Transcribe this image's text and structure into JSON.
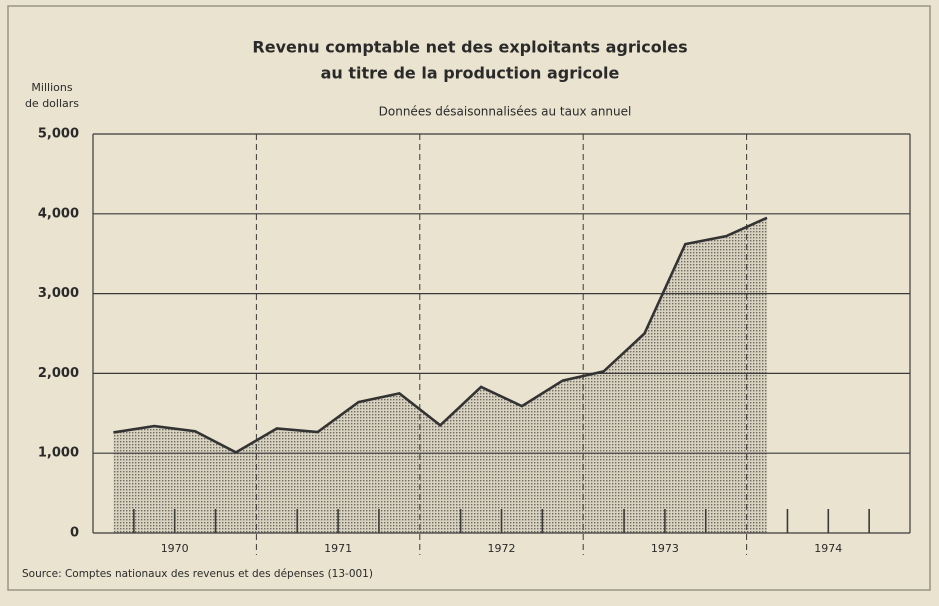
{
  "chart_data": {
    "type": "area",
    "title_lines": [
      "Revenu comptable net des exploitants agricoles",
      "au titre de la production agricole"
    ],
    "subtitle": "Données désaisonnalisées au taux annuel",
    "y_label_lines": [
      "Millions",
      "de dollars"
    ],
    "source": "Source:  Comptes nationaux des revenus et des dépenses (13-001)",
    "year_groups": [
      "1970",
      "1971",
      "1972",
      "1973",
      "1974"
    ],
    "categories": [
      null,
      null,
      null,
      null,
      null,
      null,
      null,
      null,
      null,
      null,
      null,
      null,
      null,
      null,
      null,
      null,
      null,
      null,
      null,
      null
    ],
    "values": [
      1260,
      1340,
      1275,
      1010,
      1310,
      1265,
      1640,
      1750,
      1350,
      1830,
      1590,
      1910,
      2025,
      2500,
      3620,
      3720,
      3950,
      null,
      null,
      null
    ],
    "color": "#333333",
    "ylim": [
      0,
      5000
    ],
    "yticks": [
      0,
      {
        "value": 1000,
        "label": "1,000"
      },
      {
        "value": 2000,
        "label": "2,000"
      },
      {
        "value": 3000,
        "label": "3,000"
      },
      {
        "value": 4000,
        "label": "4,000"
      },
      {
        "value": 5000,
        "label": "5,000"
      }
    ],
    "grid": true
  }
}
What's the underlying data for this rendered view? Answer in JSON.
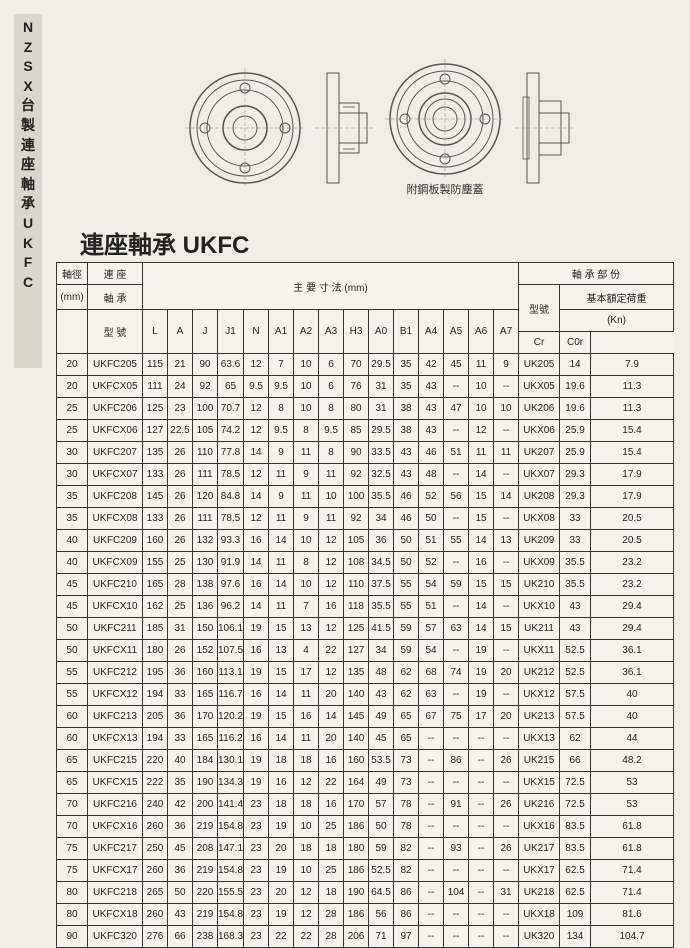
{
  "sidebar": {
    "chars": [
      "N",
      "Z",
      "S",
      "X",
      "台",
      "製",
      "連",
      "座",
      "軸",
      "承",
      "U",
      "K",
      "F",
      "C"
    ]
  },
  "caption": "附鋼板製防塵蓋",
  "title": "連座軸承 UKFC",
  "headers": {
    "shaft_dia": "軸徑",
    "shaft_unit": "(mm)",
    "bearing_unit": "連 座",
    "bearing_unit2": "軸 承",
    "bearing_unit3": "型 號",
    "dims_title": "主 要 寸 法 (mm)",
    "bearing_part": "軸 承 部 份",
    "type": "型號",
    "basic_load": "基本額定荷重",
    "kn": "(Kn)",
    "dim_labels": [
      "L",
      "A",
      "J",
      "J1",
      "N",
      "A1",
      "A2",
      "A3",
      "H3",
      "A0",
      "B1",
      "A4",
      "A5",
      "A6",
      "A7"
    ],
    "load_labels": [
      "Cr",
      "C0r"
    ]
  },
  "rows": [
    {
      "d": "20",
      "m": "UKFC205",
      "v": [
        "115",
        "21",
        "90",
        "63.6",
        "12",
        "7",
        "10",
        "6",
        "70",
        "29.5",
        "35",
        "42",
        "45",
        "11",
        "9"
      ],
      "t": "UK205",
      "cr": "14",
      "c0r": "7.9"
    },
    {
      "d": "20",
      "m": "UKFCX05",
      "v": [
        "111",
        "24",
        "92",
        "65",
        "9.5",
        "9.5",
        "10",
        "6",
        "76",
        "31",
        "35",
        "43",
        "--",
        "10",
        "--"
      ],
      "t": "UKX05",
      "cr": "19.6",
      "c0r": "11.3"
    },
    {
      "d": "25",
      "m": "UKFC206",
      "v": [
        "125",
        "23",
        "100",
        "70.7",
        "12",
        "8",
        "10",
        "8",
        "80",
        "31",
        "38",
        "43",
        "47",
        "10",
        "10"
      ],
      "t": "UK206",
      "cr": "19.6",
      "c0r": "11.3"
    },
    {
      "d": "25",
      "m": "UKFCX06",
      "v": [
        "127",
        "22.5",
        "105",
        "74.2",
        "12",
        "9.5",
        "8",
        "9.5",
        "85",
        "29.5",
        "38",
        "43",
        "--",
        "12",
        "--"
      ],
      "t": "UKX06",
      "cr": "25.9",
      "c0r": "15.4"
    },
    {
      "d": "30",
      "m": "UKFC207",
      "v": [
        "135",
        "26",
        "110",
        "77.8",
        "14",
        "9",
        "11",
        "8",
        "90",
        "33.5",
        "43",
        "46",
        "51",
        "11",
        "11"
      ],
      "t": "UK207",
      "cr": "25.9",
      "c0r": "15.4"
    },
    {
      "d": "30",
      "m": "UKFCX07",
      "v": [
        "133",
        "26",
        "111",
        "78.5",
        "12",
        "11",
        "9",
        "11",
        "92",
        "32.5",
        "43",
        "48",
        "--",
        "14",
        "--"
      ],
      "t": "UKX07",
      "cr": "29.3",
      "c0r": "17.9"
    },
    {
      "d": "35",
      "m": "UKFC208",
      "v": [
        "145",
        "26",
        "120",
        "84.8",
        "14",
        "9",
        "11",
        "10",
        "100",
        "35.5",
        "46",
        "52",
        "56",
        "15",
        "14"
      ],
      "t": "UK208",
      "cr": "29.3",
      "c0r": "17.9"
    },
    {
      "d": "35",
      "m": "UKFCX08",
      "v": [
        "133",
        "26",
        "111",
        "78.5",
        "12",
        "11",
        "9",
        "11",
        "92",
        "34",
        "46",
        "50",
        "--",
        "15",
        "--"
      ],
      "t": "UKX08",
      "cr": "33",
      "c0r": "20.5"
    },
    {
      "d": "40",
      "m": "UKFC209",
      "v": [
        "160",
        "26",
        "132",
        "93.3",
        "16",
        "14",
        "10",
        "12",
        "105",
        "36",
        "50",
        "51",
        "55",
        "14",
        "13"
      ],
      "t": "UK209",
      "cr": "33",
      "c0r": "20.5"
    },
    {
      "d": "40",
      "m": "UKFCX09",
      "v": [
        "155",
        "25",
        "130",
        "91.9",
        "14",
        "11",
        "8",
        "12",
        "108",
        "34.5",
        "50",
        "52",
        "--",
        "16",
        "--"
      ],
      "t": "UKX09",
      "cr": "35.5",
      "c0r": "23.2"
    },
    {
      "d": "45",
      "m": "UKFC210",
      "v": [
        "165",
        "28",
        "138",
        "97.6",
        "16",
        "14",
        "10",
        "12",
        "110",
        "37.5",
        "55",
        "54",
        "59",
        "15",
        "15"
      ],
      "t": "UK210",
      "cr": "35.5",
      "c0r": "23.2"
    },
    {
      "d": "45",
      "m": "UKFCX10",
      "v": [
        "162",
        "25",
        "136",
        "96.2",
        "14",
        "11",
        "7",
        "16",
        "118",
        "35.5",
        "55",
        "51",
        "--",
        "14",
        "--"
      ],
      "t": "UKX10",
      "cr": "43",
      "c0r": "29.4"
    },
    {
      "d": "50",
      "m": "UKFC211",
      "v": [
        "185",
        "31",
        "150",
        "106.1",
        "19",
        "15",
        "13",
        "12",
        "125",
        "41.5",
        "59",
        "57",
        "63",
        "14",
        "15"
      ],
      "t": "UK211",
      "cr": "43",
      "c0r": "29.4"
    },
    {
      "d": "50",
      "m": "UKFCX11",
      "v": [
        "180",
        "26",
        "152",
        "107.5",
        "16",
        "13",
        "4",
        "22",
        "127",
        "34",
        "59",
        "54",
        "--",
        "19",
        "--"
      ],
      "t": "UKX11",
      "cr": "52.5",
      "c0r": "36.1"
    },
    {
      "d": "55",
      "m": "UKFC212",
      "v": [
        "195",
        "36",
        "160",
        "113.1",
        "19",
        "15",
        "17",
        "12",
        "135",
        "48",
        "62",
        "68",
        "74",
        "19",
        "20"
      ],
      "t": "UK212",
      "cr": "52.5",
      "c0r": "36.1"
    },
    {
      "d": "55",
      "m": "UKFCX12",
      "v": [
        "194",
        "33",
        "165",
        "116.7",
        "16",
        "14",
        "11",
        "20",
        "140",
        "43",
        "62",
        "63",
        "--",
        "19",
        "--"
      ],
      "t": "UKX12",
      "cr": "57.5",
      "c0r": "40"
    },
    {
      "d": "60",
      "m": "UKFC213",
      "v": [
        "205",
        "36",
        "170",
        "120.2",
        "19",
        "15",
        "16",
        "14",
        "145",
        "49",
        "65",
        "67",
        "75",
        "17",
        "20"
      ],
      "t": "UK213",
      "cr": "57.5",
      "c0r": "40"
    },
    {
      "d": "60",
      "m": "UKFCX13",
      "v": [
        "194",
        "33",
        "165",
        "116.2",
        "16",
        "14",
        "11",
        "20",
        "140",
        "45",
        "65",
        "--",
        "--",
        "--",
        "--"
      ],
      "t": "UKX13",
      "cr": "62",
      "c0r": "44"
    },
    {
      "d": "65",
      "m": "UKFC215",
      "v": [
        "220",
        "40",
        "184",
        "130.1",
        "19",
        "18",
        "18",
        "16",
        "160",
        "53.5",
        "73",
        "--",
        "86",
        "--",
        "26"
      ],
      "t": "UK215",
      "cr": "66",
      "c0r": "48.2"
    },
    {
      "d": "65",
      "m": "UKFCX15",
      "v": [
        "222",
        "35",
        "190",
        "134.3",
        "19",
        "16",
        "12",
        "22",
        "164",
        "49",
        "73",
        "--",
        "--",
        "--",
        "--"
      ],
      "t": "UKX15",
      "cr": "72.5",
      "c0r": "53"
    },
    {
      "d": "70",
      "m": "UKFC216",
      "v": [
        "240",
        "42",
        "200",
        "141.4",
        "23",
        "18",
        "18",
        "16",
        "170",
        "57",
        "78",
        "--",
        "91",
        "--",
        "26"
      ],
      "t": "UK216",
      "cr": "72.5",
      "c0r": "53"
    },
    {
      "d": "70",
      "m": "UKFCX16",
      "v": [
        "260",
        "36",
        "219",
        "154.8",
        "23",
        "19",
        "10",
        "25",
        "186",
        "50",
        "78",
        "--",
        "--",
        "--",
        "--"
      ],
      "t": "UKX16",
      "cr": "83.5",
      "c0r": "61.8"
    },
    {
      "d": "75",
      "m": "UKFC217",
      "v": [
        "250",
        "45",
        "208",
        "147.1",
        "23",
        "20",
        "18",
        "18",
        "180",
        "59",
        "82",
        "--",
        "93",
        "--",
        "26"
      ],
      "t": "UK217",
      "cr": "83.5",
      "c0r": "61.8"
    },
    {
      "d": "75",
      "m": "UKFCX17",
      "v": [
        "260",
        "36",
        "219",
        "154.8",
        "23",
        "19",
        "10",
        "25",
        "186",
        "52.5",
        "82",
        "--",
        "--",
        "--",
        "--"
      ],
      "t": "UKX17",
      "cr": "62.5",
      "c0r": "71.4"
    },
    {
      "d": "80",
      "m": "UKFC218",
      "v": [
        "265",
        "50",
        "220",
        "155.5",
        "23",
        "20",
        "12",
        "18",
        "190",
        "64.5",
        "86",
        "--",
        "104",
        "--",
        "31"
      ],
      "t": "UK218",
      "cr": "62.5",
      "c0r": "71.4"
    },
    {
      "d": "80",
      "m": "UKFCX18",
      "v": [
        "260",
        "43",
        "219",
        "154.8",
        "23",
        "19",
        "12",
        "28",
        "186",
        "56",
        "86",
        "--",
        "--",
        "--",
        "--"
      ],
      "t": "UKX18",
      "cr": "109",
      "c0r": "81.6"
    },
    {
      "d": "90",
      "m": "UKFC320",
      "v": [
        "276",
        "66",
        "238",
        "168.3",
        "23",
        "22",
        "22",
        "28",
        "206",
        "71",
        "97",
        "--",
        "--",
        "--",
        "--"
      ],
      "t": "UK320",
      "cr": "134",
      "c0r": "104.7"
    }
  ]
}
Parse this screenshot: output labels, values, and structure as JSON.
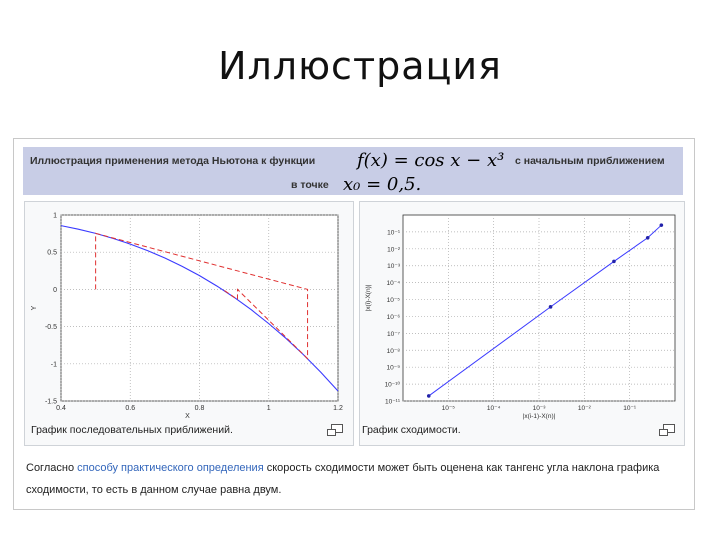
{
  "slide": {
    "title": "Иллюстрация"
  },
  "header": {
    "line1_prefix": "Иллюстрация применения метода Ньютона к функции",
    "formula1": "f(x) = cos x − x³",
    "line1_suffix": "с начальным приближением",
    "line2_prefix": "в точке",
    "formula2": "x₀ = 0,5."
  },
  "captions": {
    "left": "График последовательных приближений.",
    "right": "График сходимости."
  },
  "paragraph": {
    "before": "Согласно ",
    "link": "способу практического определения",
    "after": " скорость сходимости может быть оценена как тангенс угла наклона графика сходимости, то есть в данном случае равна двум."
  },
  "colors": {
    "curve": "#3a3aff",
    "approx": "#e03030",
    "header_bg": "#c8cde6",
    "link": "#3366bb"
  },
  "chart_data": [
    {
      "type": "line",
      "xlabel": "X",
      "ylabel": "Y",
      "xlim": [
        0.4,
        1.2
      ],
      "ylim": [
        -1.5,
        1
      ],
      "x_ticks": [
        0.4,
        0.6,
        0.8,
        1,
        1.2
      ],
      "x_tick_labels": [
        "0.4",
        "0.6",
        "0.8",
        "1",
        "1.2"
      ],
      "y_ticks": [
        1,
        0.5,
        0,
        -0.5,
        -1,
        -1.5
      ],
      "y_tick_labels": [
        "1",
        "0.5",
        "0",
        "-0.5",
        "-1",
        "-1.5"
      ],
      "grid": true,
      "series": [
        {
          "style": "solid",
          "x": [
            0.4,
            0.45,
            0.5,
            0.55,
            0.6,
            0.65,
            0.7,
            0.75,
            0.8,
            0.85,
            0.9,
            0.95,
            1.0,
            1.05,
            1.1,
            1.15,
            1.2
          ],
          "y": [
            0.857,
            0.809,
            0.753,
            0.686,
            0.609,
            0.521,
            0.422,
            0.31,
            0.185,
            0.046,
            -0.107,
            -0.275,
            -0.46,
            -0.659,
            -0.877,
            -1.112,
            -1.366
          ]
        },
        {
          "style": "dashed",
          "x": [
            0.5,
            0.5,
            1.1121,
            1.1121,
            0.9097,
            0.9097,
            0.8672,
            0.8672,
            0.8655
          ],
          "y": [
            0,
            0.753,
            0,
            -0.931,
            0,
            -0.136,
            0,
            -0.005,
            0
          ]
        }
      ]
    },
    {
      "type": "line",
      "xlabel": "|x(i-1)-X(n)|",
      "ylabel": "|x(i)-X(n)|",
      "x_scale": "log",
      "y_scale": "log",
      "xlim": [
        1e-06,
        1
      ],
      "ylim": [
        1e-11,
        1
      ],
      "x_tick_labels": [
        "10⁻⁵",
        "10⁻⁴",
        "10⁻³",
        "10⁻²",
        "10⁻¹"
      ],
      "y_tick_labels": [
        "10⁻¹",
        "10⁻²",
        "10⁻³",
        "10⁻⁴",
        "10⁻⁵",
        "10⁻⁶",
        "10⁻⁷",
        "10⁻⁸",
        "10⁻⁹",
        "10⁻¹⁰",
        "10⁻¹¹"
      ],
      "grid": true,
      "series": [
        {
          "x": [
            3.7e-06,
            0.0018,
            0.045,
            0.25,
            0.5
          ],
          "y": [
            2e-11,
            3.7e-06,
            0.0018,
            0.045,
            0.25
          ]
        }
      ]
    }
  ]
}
□ □ □ □ □ □ □
Instruction ->
Copy out each line of the listing that holds "link".

Response to this exercise ->
    "link": "способу практического определения",
    "link": "#3366bb"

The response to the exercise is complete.